Can you transcribe every line of the items below word for word, without changing anything?
** START RECORDS FOR PROCESSING **
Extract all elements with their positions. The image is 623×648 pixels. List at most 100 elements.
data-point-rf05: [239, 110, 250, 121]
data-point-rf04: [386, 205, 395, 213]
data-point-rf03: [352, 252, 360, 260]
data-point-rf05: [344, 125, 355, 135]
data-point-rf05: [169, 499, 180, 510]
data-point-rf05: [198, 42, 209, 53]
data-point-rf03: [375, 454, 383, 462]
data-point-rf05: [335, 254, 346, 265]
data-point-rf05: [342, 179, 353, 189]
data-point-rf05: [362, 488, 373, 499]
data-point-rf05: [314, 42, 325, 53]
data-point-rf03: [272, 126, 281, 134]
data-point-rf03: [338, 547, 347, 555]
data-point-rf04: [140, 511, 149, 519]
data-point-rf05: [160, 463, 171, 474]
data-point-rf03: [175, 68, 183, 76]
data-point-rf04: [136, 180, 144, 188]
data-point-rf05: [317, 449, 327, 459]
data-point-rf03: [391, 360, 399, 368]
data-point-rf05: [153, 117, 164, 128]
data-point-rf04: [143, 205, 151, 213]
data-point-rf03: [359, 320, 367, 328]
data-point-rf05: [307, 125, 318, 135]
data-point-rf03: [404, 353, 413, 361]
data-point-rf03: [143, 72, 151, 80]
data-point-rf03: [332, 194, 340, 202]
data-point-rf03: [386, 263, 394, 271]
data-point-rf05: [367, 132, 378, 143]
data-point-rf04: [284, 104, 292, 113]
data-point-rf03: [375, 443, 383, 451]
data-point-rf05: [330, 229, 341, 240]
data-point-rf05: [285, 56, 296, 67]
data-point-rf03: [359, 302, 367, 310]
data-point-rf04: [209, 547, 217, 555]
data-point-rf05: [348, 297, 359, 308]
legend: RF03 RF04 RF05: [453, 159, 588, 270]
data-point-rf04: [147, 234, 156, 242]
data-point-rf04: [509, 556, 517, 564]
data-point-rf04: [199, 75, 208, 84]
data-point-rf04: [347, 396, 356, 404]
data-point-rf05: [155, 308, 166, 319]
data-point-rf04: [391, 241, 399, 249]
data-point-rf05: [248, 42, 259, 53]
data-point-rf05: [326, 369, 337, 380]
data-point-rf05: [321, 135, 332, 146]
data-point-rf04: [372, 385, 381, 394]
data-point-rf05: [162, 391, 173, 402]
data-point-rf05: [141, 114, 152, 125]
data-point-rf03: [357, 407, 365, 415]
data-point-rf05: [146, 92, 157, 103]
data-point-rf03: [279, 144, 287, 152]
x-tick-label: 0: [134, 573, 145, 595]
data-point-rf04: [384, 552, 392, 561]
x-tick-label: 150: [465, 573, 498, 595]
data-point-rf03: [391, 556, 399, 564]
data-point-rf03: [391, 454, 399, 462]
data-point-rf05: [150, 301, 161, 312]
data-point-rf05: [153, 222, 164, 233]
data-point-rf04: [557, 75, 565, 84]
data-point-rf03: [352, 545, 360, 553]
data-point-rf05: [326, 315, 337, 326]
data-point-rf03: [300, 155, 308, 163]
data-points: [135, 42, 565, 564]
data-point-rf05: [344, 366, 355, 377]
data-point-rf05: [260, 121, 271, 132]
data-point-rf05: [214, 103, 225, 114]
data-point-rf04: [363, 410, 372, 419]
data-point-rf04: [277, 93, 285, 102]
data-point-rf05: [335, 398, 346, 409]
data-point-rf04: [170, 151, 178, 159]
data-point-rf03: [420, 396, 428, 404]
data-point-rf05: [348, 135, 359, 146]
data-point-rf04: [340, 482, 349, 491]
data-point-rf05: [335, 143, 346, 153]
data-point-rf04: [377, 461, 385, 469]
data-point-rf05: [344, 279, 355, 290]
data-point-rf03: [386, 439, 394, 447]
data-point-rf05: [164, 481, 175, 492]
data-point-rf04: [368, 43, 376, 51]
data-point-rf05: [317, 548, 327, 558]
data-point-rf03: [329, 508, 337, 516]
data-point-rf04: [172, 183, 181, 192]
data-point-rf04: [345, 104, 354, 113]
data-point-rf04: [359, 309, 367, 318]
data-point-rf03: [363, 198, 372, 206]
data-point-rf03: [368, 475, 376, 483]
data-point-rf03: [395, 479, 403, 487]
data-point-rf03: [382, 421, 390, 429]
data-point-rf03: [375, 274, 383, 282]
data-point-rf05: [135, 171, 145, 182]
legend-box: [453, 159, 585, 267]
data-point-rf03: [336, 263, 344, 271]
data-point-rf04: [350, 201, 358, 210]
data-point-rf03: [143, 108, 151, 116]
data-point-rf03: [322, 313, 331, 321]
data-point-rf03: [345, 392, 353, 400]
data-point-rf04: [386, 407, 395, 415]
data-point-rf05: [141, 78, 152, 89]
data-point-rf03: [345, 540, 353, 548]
** END RECORDS FOR PROCESSING **
**TASK SOLUTION**
Extract all elements with their positions. The image is 623×648 pixels. List at most 100 elements.
data-point-rf05: [239, 110, 250, 121]
data-point-rf04: [386, 205, 395, 213]
data-point-rf03: [352, 252, 360, 260]
data-point-rf05: [344, 125, 355, 135]
data-point-rf05: [169, 499, 180, 510]
data-point-rf05: [198, 42, 209, 53]
data-point-rf03: [375, 454, 383, 462]
data-point-rf05: [335, 254, 346, 265]
data-point-rf05: [342, 179, 353, 189]
data-point-rf05: [362, 488, 373, 499]
data-point-rf05: [314, 42, 325, 53]
data-point-rf03: [272, 126, 281, 134]
data-point-rf03: [338, 547, 347, 555]
data-point-rf04: [140, 511, 149, 519]
data-point-rf05: [160, 463, 171, 474]
data-point-rf03: [175, 68, 183, 76]
data-point-rf04: [136, 180, 144, 188]
data-point-rf05: [317, 449, 327, 459]
data-point-rf03: [391, 360, 399, 368]
data-point-rf05: [153, 117, 164, 128]
data-point-rf04: [143, 205, 151, 213]
data-point-rf03: [359, 320, 367, 328]
data-point-rf05: [307, 125, 318, 135]
data-point-rf03: [404, 353, 413, 361]
data-point-rf03: [143, 72, 151, 80]
data-point-rf03: [332, 194, 340, 202]
data-point-rf03: [386, 263, 394, 271]
data-point-rf05: [367, 132, 378, 143]
data-point-rf04: [284, 104, 292, 113]
data-point-rf03: [375, 443, 383, 451]
data-point-rf05: [330, 229, 341, 240]
data-point-rf05: [285, 56, 296, 67]
data-point-rf03: [359, 302, 367, 310]
data-point-rf04: [209, 547, 217, 555]
data-point-rf05: [348, 297, 359, 308]
legend: RF03 RF04 RF05: [453, 159, 588, 270]
data-point-rf04: [147, 234, 156, 242]
data-point-rf04: [509, 556, 517, 564]
data-point-rf04: [199, 75, 208, 84]
data-point-rf04: [347, 396, 356, 404]
data-point-rf05: [155, 308, 166, 319]
data-point-rf04: [391, 241, 399, 249]
data-point-rf05: [248, 42, 259, 53]
data-point-rf05: [326, 369, 337, 380]
data-point-rf05: [321, 135, 332, 146]
data-point-rf04: [372, 385, 381, 394]
data-point-rf05: [162, 391, 173, 402]
data-point-rf05: [141, 114, 152, 125]
data-point-rf03: [357, 407, 365, 415]
data-point-rf05: [146, 92, 157, 103]
data-point-rf03: [279, 144, 287, 152]
x-tick-label: 0: [134, 573, 145, 595]
data-point-rf04: [384, 552, 392, 561]
x-tick-label: 150: [465, 573, 498, 595]
data-point-rf03: [391, 556, 399, 564]
data-point-rf03: [391, 454, 399, 462]
data-point-rf05: [150, 301, 161, 312]
data-point-rf05: [153, 222, 164, 233]
data-point-rf04: [557, 75, 565, 84]
data-point-rf03: [352, 545, 360, 553]
data-point-rf05: [326, 315, 337, 326]
data-point-rf03: [300, 155, 308, 163]
data-points: [135, 42, 565, 564]
data-point-rf05: [344, 366, 355, 377]
data-point-rf05: [260, 121, 271, 132]
data-point-rf05: [214, 103, 225, 114]
data-point-rf04: [363, 410, 372, 419]
data-point-rf04: [277, 93, 285, 102]
data-point-rf05: [335, 398, 346, 409]
data-point-rf04: [170, 151, 178, 159]
data-point-rf03: [420, 396, 428, 404]
data-point-rf05: [348, 135, 359, 146]
data-point-rf04: [340, 482, 349, 491]
data-point-rf05: [335, 143, 346, 153]
data-point-rf04: [377, 461, 385, 469]
data-point-rf05: [344, 279, 355, 290]
data-point-rf03: [386, 439, 394, 447]
data-point-rf05: [164, 481, 175, 492]
data-point-rf04: [368, 43, 376, 51]
data-point-rf05: [317, 548, 327, 558]
data-point-rf03: [329, 508, 337, 516]
data-point-rf04: [172, 183, 181, 192]
data-point-rf04: [345, 104, 354, 113]
data-point-rf04: [359, 309, 367, 318]
data-point-rf03: [363, 198, 372, 206]
data-point-rf03: [368, 475, 376, 483]
data-point-rf03: [395, 479, 403, 487]
data-point-rf03: [382, 421, 390, 429]
data-point-rf03: [375, 274, 383, 282]
data-point-rf05: [135, 171, 145, 182]
legend-box: [453, 159, 585, 267]
data-point-rf03: [336, 263, 344, 271]
data-point-rf04: [350, 201, 358, 210]
data-point-rf03: [143, 108, 151, 116]
data-point-rf03: [322, 313, 331, 321]
data-point-rf03: [345, 392, 353, 400]
data-point-rf04: [386, 407, 395, 415]
data-point-rf05: [141, 78, 152, 89]
data-point-rf03: [345, 540, 353, 548]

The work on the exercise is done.